• **WRITTEN INSTRUCTION**: Set down each entry from the block beneath, exactly as written.

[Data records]

## Start

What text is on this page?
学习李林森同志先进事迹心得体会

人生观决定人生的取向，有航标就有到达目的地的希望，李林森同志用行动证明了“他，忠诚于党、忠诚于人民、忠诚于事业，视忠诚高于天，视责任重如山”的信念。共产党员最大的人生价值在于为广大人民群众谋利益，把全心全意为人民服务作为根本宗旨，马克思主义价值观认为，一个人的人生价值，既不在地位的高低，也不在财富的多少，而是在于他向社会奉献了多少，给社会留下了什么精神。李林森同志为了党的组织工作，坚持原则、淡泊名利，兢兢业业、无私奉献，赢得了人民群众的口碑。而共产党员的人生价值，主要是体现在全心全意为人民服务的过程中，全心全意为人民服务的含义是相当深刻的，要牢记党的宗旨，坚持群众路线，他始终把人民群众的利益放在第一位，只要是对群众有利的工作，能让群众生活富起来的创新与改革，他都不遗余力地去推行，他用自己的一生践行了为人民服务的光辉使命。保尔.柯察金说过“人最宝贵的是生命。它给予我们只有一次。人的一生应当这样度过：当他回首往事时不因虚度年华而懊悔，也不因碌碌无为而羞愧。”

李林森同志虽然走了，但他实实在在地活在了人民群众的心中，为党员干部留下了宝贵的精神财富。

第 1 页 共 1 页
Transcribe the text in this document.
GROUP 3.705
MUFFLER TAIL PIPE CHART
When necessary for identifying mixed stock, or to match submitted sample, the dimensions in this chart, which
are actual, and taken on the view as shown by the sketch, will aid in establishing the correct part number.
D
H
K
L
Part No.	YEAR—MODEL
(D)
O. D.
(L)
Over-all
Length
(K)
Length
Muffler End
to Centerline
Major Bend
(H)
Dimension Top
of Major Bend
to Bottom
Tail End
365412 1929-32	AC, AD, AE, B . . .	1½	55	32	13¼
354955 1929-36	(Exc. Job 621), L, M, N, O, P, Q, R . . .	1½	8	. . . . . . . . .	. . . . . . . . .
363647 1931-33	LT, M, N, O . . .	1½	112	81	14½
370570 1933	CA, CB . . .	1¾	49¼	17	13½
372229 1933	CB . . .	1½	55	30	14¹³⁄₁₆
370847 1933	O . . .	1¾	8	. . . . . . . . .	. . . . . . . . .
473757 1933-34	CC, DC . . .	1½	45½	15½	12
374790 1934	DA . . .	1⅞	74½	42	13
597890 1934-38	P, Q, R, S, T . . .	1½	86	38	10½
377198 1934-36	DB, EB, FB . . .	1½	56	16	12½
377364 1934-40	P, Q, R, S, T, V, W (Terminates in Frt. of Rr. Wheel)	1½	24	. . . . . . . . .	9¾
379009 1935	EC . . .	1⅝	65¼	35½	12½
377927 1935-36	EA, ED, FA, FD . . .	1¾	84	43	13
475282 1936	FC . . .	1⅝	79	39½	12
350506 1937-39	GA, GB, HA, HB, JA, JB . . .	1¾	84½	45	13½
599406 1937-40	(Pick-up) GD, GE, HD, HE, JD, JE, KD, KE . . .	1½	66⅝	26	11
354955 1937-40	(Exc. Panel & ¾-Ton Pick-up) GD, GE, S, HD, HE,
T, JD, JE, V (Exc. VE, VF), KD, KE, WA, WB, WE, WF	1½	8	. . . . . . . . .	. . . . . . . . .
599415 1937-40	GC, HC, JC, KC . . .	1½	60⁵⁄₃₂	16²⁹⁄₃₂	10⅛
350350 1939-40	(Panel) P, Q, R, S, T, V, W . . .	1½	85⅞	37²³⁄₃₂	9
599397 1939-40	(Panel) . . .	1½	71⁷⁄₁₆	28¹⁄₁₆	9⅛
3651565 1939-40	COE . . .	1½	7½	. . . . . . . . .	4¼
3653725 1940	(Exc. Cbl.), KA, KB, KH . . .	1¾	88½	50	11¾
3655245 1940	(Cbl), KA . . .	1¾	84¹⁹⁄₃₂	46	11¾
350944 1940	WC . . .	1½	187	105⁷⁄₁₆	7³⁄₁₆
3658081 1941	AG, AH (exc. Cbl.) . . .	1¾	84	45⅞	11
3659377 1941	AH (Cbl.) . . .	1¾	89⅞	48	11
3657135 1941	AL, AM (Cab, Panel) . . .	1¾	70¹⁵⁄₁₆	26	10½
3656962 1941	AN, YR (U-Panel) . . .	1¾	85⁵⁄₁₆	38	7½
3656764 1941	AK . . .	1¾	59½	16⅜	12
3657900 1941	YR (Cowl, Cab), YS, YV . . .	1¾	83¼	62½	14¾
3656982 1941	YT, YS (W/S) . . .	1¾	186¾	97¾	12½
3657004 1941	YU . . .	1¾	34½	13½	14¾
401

## End

• **RESULT OF THE TASK**:
What text is on this page?
学习李林森同志先进事迹心得体会

人生观决定人生的取向，有航标就有到达目的地的希望，李林森同志用行动证明了“他，忠诚于党、忠诚于人民、忠诚于事业，视忠诚高于天，视责任重如山”的信念。共产党员最大的人生价值在于为广大人民群众谋利益，把全心全意为人民服务作为根本宗旨，马克思主义价值观认为，一个人的人生价值，既不在地位的高低，也不在财富的多少，而是在于他向社会奉献了多少，给社会留下了什么精神。李林森同志为了党的组织工作，坚持原则、淡泊名利，兢兢业业、无私奉献，赢得了人民群众的口碑。而共产党员的人生价值，主要是体现在全心全意为人民服务的过程中，全心全意为人民服务的含义是相当深刻的，要牢记党的宗旨，坚持群众路线，他始终把人民群众的利益放在第一位，只要是对群众有利的工作，能让群众生活富起来的创新与改革，他都不遗余力地去推行，他用自己的一生践行了为人民服务的光辉使命。保尔.柯察金说过“人最宝贵的是生命。它给予我们只有一次。人的一生应当这样度过：当他回首往事时不因虚度年华而懊悔，也不因碌碌无为而羞愧。”

李林森同志虽然走了，但他实实在在地活在了人民群众的心中，为党员干部留下了宝贵的精神财富。

第 1 页 共 1 页
Transcribe the text in this document.
GROUP 3.705
MUFFLER TAIL PIPE CHART
When necessary for identifying mixed stock, or to match submitted sample, the dimensions in this chart, which
are actual, and taken on the view as shown by the sketch, will aid in establishing the correct part number.
D
H
K
L
Part No.	YEAR—MODEL
(D)
O. D.
(L)
Over-all
Length
(K)
Length
Muffler End
to Centerline
Major Bend
(H)
Dimension Top
of Major Bend
to Bottom
Tail End
365412 1929-32	AC, AD, AE, B . . .	1½	55	32	13¼
354955 1929-36	(Exc. Job 621), L, M, N, O, P, Q, R . . .	1½	8	. . . . . . . . .	. . . . . . . . .
363647 1931-33	LT, M, N, O . . .	1½	112	81	14½
370570 1933	CA, CB . . .	1¾	49¼	17	13½
372229 1933	CB . . .	1½	55	30	14¹³⁄₁₆
370847 1933	O . . .	1¾	8	. . . . . . . . .	. . . . . . . . .
473757 1933-34	CC, DC . . .	1½	45½	15½	12
374790 1934	DA . . .	1⅞	74½	42	13
597890 1934-38	P, Q, R, S, T . . .	1½	86	38	10½
377198 1934-36	DB, EB, FB . . .	1½	56	16	12½
377364 1934-40	P, Q, R, S, T, V, W (Terminates in Frt. of Rr. Wheel)	1½	24	. . . . . . . . .	9¾
379009 1935	EC . . .	1⅝	65¼	35½	12½
377927 1935-36	EA, ED, FA, FD . . .	1¾	84	43	13
475282 1936	FC . . .	1⅝	79	39½	12
350506 1937-39	GA, GB, HA, HB, JA, JB . . .	1¾	84½	45	13½
599406 1937-40	(Pick-up) GD, GE, HD, HE, JD, JE, KD, KE . . .	1½	66⅝	26	11
354955 1937-40	(Exc. Panel & ¾-Ton Pick-up) GD, GE, S, HD, HE,
T, JD, JE, V (Exc. VE, VF), KD, KE, WA, WB, WE, WF	1½	8	. . . . . . . . .	. . . . . . . . .
599415 1937-40	GC, HC, JC, KC . . .	1½	60⁵⁄₃₂	16²⁹⁄₃₂	10⅛
350350 1939-40	(Panel) P, Q, R, S, T, V, W . . .	1½	85⅞	37²³⁄₃₂	9
599397 1939-40	(Panel) . . .	1½	71⁷⁄₁₆	28¹⁄₁₆	9⅛
3651565 1939-40	COE . . .	1½	7½	. . . . . . . . .	4¼
3653725 1940	(Exc. Cbl.), KA, KB, KH . . .	1¾	88½	50	11¾
3655245 1940	(Cbl), KA . . .	1¾	84¹⁹⁄₃₂	46	11¾
350944 1940	WC . . .	1½	187	105⁷⁄₁₆	7³⁄₁₆
3658081 1941	AG, AH (exc. Cbl.) . . .	1¾	84	45⅞	11
3659377 1941	AH (Cbl.) . . .	1¾	89⅞	48	11
3657135 1941	AL, AM (Cab, Panel) . . .	1¾	70¹⁵⁄₁₆	26	10½
3656962 1941	AN, YR (U-Panel) . . .	1¾	85⁵⁄₁₆	38	7½
3656764 1941	AK . . .	1¾	59½	16⅜	12
3657900 1941	YR (Cowl, Cab), YS, YV . . .	1¾	83¼	62½	14¾
3656982 1941	YT, YS (W/S) . . .	1¾	186¾	97¾	12½
3657004 1941	YU . . .	1¾	34½	13½	14¾
401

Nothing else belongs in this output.